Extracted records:
........

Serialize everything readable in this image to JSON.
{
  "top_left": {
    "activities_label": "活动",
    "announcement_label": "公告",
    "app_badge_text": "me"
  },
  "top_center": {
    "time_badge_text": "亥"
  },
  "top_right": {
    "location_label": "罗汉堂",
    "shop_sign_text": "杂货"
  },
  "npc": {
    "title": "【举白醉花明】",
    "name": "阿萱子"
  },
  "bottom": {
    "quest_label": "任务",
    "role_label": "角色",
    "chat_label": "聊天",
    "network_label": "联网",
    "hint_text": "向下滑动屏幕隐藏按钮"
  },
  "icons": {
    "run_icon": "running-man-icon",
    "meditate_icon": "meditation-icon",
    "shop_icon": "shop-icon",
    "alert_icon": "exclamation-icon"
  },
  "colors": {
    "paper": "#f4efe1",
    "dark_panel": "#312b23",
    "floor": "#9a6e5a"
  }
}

........

▶ _Work required_
Write out every record, exactly as written.

▶ _Expected output_
Serialize everything readable in this image to JSON.
{
  "top_left": {
    "activities_label": "活动",
    "announcement_label": "公告",
    "app_badge_text": "me"
  },
  "top_center": {
    "time_badge_text": "亥"
  },
  "top_right": {
    "location_label": "罗汉堂",
    "shop_sign_text": "杂货"
  },
  "npc": {
    "title": "【举白醉花明】",
    "name": "阿萱子"
  },
  "bottom": {
    "quest_label": "任务",
    "role_label": "角色",
    "chat_label": "聊天",
    "network_label": "联网",
    "hint_text": "向下滑动屏幕隐藏按钮"
  },
  "icons": {
    "run_icon": "running-man-icon",
    "meditate_icon": "meditation-icon",
    "shop_icon": "shop-icon",
    "alert_icon": "exclamation-icon"
  },
  "colors": {
    "paper": "#f4efe1",
    "dark_panel": "#312b23",
    "floor": "#9a6e5a"
  }
}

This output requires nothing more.